Exercise
Print the listing below in its entirety, character for character.

(Data extracted from a collection)
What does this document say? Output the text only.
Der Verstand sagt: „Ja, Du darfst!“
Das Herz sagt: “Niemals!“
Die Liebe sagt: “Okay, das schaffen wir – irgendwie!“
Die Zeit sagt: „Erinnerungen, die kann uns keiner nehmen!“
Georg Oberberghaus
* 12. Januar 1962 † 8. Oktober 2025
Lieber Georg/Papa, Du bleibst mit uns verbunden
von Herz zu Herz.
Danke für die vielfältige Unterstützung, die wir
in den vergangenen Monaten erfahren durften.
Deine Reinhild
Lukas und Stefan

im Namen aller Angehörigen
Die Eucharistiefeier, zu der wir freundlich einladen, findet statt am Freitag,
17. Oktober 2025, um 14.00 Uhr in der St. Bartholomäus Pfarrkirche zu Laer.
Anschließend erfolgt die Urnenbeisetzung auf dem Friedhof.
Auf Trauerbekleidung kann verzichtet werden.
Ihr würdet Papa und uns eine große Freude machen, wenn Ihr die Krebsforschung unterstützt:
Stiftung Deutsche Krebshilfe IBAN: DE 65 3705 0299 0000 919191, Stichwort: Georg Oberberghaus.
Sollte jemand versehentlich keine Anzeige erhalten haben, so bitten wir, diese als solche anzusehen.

Solved problem
What does this document say? Output the text only.
Der Verstand sagt: „Ja, Du darfst!“
Das Herz sagt: “Niemals!“
Die Liebe sagt: “Okay, das schaffen wir – irgendwie!“
Die Zeit sagt: „Erinnerungen, die kann uns keiner nehmen!“
Georg Oberberghaus
* 12. Januar 1962 † 8. Oktober 2025
Lieber Georg/Papa, Du bleibst mit uns verbunden
von Herz zu Herz.
Danke für die vielfältige Unterstützung, die wir
in den vergangenen Monaten erfahren durften.
Deine Reinhild
Lukas und Stefan

im Namen aller Angehörigen
Die Eucharistiefeier, zu der wir freundlich einladen, findet statt am Freitag,
17. Oktober 2025, um 14.00 Uhr in der St. Bartholomäus Pfarrkirche zu Laer.
Anschließend erfolgt die Urnenbeisetzung auf dem Friedhof.
Auf Trauerbekleidung kann verzichtet werden.
Ihr würdet Papa und uns eine große Freude machen, wenn Ihr die Krebsforschung unterstützt:
Stiftung Deutsche Krebshilfe IBAN: DE 65 3705 0299 0000 919191, Stichwort: Georg Oberberghaus.
Sollte jemand versehentlich keine Anzeige erhalten haben, so bitten wir, diese als solche anzusehen.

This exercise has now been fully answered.